━━━━━ GIVEN TEXT ━━━━━

UNCHARTED WATERS
America Is Using Up Its Groundwater Like There’s No Tomorrow
Overuse is draining and damaging aquifers nationwide, a New York Times data investigation revealed.
A wealth of underground water helped create America, its vast cities and bountiful farmland. Now, Americans are squandering that inheritance. United States aquifers, based on 2022 research
The Times analyzed water levels reported at tens of thousands of sites, revealing a crisis that threatens American prosperity.
Nearly half the sites have declined significantly over the past 40 years as more water has been pumped out than nature can replenish.
In the past decade, four of every 10 sites hit all-time lows. And last year was the worst yet.
By Mira Rojanasakul, Christopher Flavelle, Blacki Migliozzi and Eli Murray
The first article in a series on the causes and consequences of disappearing water.
Aug. 28, 2023
Global warming has focused concern on land and sky as soaring temperatures intensify hurricanes, droughts and wildfires. But another climate crisis is unfolding, underfoot and out of view.
Many of the aquifers that supply 90 percent of the nation’s water systems, and which have transformed vast stretches of America into some of the world’s most bountiful farmland, are being severely depleted. These declines are threatening irreversible harm to the American economy and society as a whole.
The New York Times conducted a months-long examination of groundwater depletion, interviewing more than 100 experts, traveling the country and creating a comprehensive database using millions of readings from monitoring sites. The investigation reveals how America’s life-giving resource is being exhausted in much of the country, and in many cases it won’t come back. Huge industrial farms and sprawling cities are draining aquifers that could take centuries or millenniums to replenish themselves if they recover at all.
States and communities are already paying the price.
Groundwater loss is hurting breadbasket states like Kansas, where the major aquifer beneath 2.6 million acres of land can no longer support industrial-scale agriculture. Corn yields have plummeted. If that decline were to spread, it could threaten America’s status as a food superpower.
Fifteen hundred miles to the east, in New York State, overpumping is threatening drinking-water wells on Long Island, birthplace of the modern American suburb and home to working class towns as well as the Hamptons and their beachfront mansions.
Around Phoenix, one of America’s fastest growing cities, the crisis is severe enough that the state has said there’s not enough groundwater in parts of the county to build new houses that rely on aquifers.
In other areas, including parts of Utah, California and Texas, so much water is being pumped up that it is causing roads to buckle, foundations to crack and fissures to open in the earth. And around the country, rivers that relied on groundwater have become streams or trickles or memories.
“There is no way to get that back,” Don Cline, the associate director for water resources at the United States Geological Survey, said of disappearing groundwater. “There’s almost no way to convey how important it is.”
But despite the importance, the view of the predicament has often been fragmented. Until now.

━━━━━ MATERIAL PROVIDED ━━━━━

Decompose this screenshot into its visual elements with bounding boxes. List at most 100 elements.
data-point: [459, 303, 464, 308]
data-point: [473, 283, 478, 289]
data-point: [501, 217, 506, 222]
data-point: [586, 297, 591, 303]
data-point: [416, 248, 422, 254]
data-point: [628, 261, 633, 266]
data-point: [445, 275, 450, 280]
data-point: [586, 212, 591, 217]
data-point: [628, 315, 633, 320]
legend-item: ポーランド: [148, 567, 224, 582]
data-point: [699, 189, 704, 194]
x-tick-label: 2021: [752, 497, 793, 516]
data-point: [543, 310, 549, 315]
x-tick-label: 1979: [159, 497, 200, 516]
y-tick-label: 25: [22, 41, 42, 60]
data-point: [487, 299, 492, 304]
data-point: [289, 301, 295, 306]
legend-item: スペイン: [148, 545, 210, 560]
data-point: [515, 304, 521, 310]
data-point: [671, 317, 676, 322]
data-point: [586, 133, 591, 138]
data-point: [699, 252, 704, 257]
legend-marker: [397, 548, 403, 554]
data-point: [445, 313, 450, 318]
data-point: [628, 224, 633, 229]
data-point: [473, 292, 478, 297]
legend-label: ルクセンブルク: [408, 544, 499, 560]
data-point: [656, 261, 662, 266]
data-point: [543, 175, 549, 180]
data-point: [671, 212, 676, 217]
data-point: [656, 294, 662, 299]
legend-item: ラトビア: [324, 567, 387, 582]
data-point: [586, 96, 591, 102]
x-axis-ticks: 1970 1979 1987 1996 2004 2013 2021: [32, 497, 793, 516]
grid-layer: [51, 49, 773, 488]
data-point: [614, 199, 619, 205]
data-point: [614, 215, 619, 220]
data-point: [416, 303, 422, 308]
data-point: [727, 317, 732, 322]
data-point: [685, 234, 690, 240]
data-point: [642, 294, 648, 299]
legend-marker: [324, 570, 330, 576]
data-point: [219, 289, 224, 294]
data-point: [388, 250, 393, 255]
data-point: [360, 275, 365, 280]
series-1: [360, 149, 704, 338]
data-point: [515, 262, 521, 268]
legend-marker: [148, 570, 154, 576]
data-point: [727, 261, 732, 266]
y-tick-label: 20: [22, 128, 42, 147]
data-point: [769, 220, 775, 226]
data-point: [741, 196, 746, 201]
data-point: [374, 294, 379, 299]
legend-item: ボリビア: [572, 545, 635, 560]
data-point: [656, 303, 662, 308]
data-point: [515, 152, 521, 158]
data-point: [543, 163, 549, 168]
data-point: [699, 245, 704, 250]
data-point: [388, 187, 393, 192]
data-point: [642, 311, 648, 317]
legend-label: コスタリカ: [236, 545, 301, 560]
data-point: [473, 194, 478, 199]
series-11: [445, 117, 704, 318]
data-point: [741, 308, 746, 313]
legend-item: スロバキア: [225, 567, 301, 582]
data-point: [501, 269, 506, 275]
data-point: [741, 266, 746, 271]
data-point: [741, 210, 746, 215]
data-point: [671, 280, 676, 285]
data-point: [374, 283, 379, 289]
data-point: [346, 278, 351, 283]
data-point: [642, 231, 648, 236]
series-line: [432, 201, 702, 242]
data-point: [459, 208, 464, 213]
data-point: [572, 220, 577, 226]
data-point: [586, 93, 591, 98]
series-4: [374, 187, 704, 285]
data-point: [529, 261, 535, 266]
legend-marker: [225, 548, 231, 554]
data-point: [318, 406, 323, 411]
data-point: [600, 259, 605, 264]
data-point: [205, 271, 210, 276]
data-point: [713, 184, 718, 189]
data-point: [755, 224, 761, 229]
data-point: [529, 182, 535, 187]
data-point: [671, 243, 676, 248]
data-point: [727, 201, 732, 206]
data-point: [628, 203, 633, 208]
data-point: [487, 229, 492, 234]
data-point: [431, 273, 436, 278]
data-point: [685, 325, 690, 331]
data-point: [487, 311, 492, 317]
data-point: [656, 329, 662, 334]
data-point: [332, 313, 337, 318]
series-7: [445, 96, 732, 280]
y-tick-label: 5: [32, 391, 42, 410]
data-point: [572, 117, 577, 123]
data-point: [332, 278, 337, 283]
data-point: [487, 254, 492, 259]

━━━━━
━━━━━ MATERIAL PROVIDED ━━━━━

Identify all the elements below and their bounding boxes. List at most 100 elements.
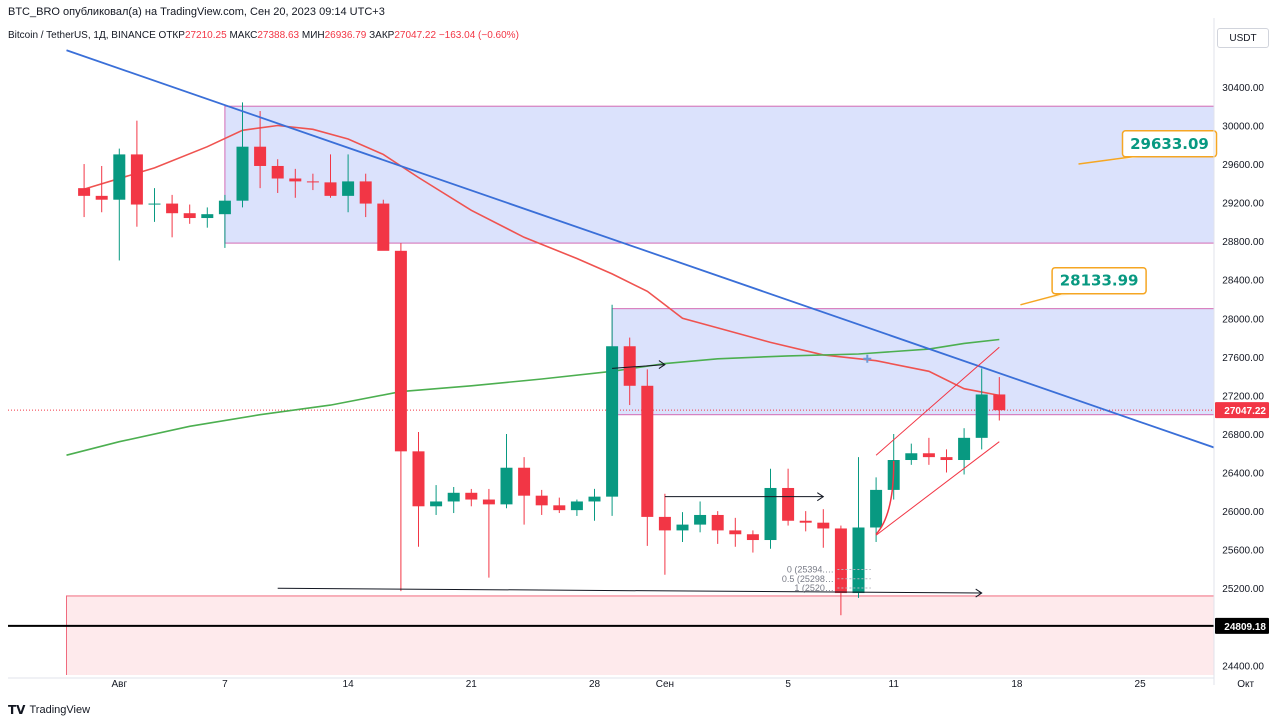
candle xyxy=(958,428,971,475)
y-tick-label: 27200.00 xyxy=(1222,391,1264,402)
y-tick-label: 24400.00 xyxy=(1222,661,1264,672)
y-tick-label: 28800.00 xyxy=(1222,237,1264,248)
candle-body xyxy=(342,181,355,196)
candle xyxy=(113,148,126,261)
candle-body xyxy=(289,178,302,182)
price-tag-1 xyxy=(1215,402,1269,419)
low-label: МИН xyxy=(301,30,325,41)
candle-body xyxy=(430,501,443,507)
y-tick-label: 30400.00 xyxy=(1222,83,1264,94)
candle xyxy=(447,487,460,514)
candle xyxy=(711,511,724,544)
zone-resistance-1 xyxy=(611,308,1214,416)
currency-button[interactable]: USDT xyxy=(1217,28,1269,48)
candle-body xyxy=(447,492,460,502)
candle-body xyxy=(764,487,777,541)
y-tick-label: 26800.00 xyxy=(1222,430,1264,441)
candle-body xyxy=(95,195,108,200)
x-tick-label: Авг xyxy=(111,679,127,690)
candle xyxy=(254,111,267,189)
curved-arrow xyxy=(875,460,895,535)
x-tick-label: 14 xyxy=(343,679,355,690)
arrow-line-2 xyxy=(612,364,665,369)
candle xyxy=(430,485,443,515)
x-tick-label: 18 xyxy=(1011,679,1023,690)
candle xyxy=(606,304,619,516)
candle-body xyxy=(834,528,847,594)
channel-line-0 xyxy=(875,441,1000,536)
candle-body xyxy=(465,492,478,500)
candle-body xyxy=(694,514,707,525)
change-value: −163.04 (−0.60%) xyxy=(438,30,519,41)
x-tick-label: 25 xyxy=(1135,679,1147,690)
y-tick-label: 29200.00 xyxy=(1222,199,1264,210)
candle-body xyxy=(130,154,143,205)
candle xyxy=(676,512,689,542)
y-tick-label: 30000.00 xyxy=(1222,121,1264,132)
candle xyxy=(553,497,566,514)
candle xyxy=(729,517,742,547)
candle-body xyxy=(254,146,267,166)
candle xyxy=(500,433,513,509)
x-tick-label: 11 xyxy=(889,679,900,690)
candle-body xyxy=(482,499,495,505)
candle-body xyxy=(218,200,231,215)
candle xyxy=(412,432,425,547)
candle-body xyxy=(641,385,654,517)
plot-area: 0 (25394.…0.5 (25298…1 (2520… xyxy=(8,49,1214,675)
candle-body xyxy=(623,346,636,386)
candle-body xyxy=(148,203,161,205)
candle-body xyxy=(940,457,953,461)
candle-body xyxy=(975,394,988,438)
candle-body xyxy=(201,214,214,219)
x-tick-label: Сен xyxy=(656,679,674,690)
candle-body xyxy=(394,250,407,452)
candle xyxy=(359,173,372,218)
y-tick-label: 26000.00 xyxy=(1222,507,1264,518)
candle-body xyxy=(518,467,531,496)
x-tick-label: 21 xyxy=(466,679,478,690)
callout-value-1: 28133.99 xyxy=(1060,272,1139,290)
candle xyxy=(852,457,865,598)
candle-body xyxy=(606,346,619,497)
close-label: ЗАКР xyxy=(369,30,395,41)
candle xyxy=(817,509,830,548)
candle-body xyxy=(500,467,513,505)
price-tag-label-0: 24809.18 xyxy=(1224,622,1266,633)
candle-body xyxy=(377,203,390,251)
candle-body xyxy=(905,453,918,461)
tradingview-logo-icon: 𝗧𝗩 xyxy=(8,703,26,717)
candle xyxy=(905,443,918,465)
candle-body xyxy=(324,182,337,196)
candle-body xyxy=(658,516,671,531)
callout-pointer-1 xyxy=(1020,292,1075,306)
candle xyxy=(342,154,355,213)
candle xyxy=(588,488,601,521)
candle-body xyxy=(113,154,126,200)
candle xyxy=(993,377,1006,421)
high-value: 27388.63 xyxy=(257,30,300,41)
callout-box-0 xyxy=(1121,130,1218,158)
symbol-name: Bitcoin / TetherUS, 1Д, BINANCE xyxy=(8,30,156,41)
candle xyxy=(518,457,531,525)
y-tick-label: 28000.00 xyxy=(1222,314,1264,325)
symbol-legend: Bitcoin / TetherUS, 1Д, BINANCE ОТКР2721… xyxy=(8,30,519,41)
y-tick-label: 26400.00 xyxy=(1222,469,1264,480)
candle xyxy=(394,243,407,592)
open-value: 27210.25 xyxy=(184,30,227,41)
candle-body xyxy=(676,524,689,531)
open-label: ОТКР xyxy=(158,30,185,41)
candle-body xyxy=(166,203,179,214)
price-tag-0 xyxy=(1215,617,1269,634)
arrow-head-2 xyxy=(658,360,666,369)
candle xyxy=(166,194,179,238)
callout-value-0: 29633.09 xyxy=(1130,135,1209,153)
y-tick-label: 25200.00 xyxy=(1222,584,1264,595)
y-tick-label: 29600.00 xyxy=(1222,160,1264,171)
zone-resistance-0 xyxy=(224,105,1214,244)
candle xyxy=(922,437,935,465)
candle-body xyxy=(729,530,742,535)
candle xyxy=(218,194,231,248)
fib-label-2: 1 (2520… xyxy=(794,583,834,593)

━━━━━

WORK TO BE COMPLETED. Please rewrite the stretch of the groundwater article from "A wealth of" through "the worst yet.", changing "sites" to "locations".

FULL OUTPUT.
A wealth of underground water helped create America, its vast cities and bountiful farmland. Now, Americans are squandering that inheritance. United States aquifers, based on 2022 research
The Times analyzed water levels reported at tens of thousands of locations, revealing a crisis that threatens American prosperity.
Nearly half the locations have declined significantly over the past 40 years as more water has been pumped out than nature can replenish.
In the past decade, four of every 10 locations hit all-time lows. And last year was the worst yet.